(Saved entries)
%%

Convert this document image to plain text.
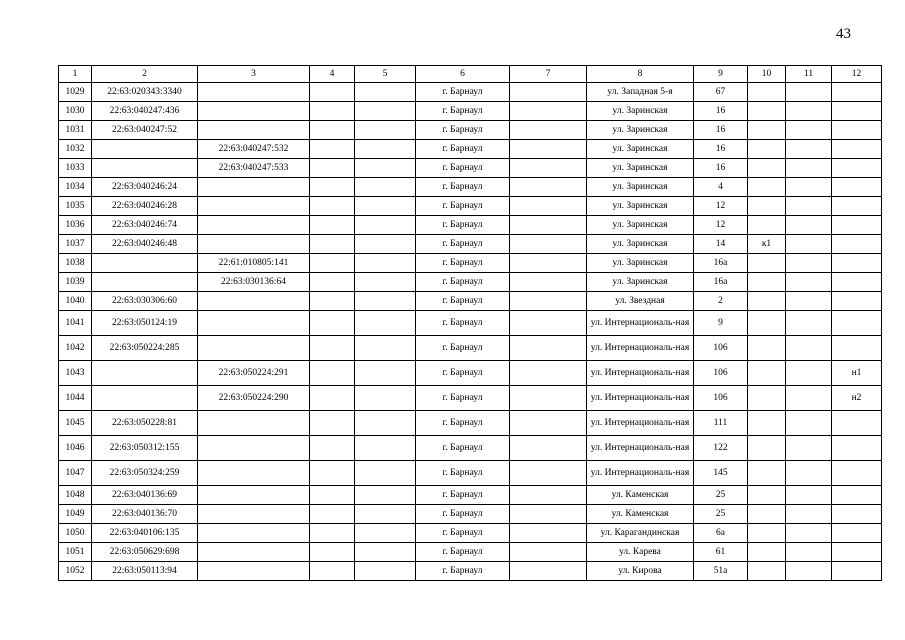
43
1	2	3	4	5	6	7	8	9	10	11	12
1029	22:63:020343:3340				г. Барнаул		ул. Западная 5-я	67			
1030	22:63:040247:436				г. Барнаул		ул. Заринская	16			
1031	22:63:040247:52				г. Барнаул		ул. Заринская	16			
1032		22:63:040247:532			г. Барнаул		ул. Заринская	16			
1033		22:63:040247:533			г. Барнаул		ул. Заринская	16			
1034	22:63:040246:24				г. Барнаул		ул. Заринская	4			
1035	22:63:040246:28				г. Барнаул		ул. Заринская	12			
1036	22:63:040246:74				г. Барнаул		ул. Заринская	12			
1037	22:63:040246:48				г. Барнаул		ул. Заринская	14	к1		
1038		22:61:010805:141			г. Барнаул		ул. Заринская	16а			
1039		22:63:030136:64			г. Барнаул		ул. Заринская	16а			
1040	22:63:030306:60				г. Барнаул		ул. Звездная	2			
1041	22:63:050124:19				г. Барнаул		ул. Интернациональ-ная	9			
1042	22:63:050224:285				г. Барнаул		ул. Интернациональ-ная	106			
1043		22:63:050224:291			г. Барнаул		ул. Интернациональ-ная	106			н1
1044		22:63:050224:290			г. Барнаул		ул. Интернациональ-ная	106			н2
1045	22:63:050228:81				г. Барнаул		ул. Интернациональ-ная	111			
1046	22:63:050312:155				г. Барнаул		ул. Интернациональ-ная	122			
1047	22:63:050324:259				г. Барнаул		ул. Интернациональ-ная	145			
1048	22:63:040136:69				г. Барнаул		ул. Каменская	25			
1049	22:63:040136:70				г. Барнаул		ул. Каменская	25			
1050	22:63:040106:135				г. Барнаул		ул. Карагандинская	6а			
1051	22:63:050629:698				г. Барнаул		ул. Карева	61			
1052	22:63:050113:94				г. Барнаул		ул. Кирова	51а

%%

■ Instructions to follow ■
Find each line with the string "Каменская" and copy it out.

■ Exercise solution ■
1048	22:63:040136:69				г. Барнаул		ул. Каменская	25			
1049	22:63:040136:70				г. Барнаул		ул. Каменская	25			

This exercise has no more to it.